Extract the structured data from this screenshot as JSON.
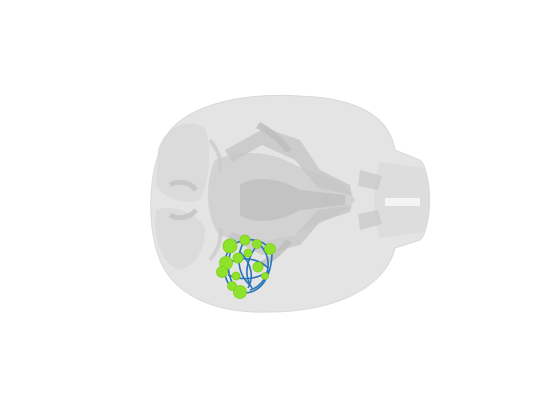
{
  "scene": {
    "background_color": "#ffffff",
    "brain_outline_color": "#cfcfcf",
    "brain_fill_light": "#e3e3e3",
    "brain_fill_mid": "#d5d5d5",
    "brain_fill_dark": "#c4c4c4",
    "connection_color": "#1f6fb5",
    "node_color": "#8fe22a",
    "node_outline_color": "#76c91c",
    "view": "dorsal"
  }
}
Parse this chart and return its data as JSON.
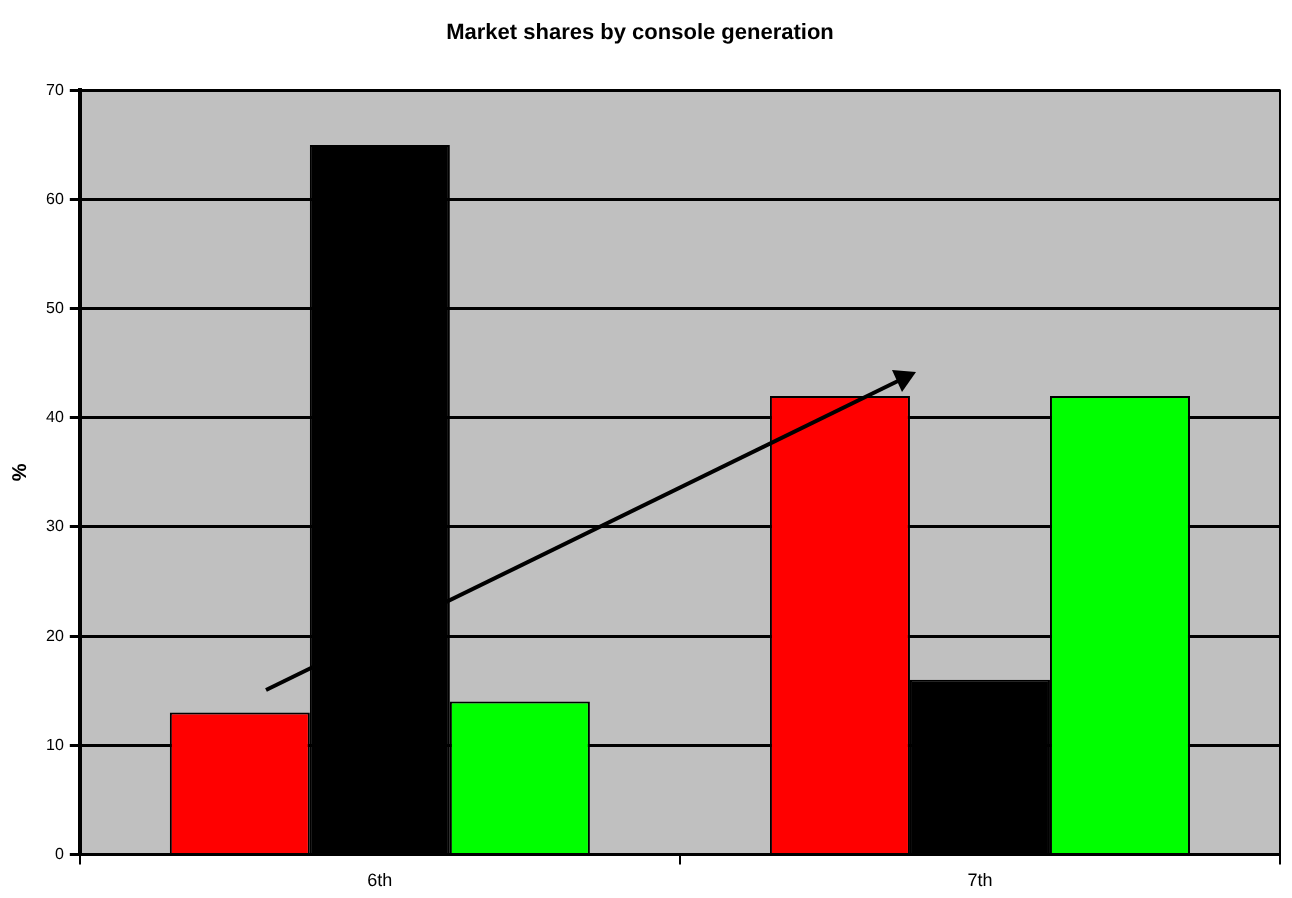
{
  "chart_data": {
    "type": "bar",
    "title": "Market shares by console generation",
    "ylabel": "%",
    "categories": [
      "6th",
      "7th"
    ],
    "series": [
      {
        "color": "#ff0000",
        "values": [
          13,
          42
        ]
      },
      {
        "color": "#000000",
        "values": [
          65,
          16
        ]
      },
      {
        "color": "#00ff00",
        "values": [
          14,
          42
        ]
      }
    ],
    "ylim": [
      0,
      70
    ],
    "yticks": [
      0,
      10,
      20,
      30,
      40,
      50,
      60,
      70
    ],
    "grid": "y",
    "legend": false
  }
}
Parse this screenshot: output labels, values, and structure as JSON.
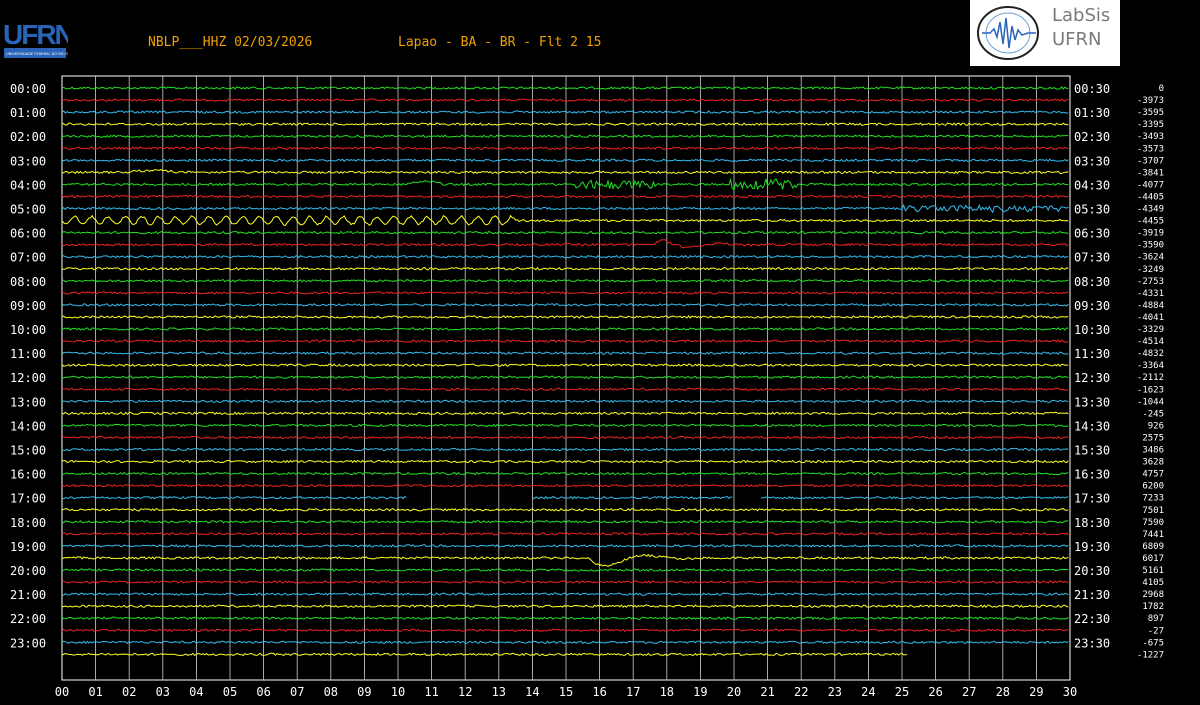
{
  "header": {
    "station": "NBLP___HHZ 02/03/2026",
    "location": "Lapao - BA - BR - Flt 2 15"
  },
  "logos": {
    "left": {
      "text": "UFRN",
      "subtitle": "UNIVERSIDADE FEDERAL DO RIO GRANDE DO NORTE"
    },
    "right": {
      "line1": "LabSis",
      "line2": "UFRN"
    }
  },
  "colors": {
    "background": "#000000",
    "grid": "#ffffff",
    "header": "#f0a000",
    "trace_cycle": [
      "#22e022",
      "#ee2222",
      "#33bbee",
      "#ffff22"
    ]
  },
  "chart_data": {
    "type": "line",
    "title": "NBLP___HHZ 02/03/2026",
    "subtitle": "Lapao - BA - BR - Flt 2 15",
    "x_ticks": [
      "00",
      "01",
      "02",
      "03",
      "04",
      "05",
      "06",
      "07",
      "08",
      "09",
      "10",
      "11",
      "12",
      "13",
      "14",
      "15",
      "16",
      "17",
      "18",
      "19",
      "20",
      "21",
      "22",
      "23",
      "24",
      "25",
      "26",
      "27",
      "28",
      "29",
      "30"
    ],
    "xlim": [
      0,
      30
    ],
    "left_labels": [
      "00:00",
      "01:00",
      "02:00",
      "03:00",
      "04:00",
      "05:00",
      "06:00",
      "07:00",
      "08:00",
      "09:00",
      "10:00",
      "11:00",
      "12:00",
      "13:00",
      "14:00",
      "15:00",
      "16:00",
      "17:00",
      "18:00",
      "19:00",
      "20:00",
      "21:00",
      "22:00",
      "23:00"
    ],
    "right_labels": [
      "00:30",
      "01:30",
      "02:30",
      "03:30",
      "04:30",
      "05:30",
      "06:30",
      "07:30",
      "08:30",
      "09:30",
      "10:30",
      "11:30",
      "12:30",
      "13:30",
      "14:30",
      "15:30",
      "16:30",
      "17:30",
      "18:30",
      "19:30",
      "20:30",
      "21:30",
      "22:30",
      "23:30"
    ],
    "offsets": [
      "0",
      "-3973",
      "-3595",
      "-3395",
      "-3493",
      "-3573",
      "-3707",
      "-3841",
      "-4077",
      "-4405",
      "-4349",
      "-4455",
      "-3919",
      "-3590",
      "-3624",
      "-3249",
      "-2753",
      "-4331",
      "-4884",
      "-4041",
      "-3329",
      "-4514",
      "-4832",
      "-3364",
      "-2112",
      "-1623",
      "-1044",
      "-245",
      "926",
      "2575",
      "3486",
      "3628",
      "4757",
      "6200",
      "7233",
      "7501",
      "7590",
      "7441",
      "6809",
      "6017",
      "5161",
      "4105",
      "2968",
      "1782",
      "897",
      "-27",
      "-675",
      "-1227"
    ],
    "grid": true,
    "events": [
      {
        "trace": 7,
        "x": 2.7,
        "amp": 2,
        "width": 0.8,
        "type": "bump"
      },
      {
        "trace": 8,
        "x": 10.8,
        "amp": 3,
        "width": 0.6,
        "type": "bump"
      },
      {
        "trace": 8,
        "x": 16.5,
        "amp": 4,
        "width": 1.2,
        "type": "burst"
      },
      {
        "trace": 8,
        "x": 20.9,
        "amp": 5,
        "width": 1.0,
        "type": "burst"
      },
      {
        "trace": 10,
        "x": 27.5,
        "amp": 3,
        "width": 2.5,
        "type": "burst"
      },
      {
        "trace": 11,
        "x": 0,
        "amp": 4,
        "width": 13.5,
        "type": "oscillation"
      },
      {
        "trace": 13,
        "x": 17.8,
        "amp": 10,
        "width": 2.0,
        "type": "step"
      },
      {
        "trace": 39,
        "x": 16.0,
        "amp": 10,
        "width": 2.0,
        "type": "wave"
      }
    ],
    "gaps": [
      {
        "trace": 34,
        "from": 10.3,
        "to": 14.0
      },
      {
        "trace": 34,
        "from": 20.0,
        "to": 20.8
      }
    ],
    "end_last_trace": 25.2
  }
}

=== What the exercise asks ===
Search the data above for lines holding "ffffff" and copy each of them.

=== Output of the exercise ===
    "background_color": "#ffffff",
    "grid": "#ffffff",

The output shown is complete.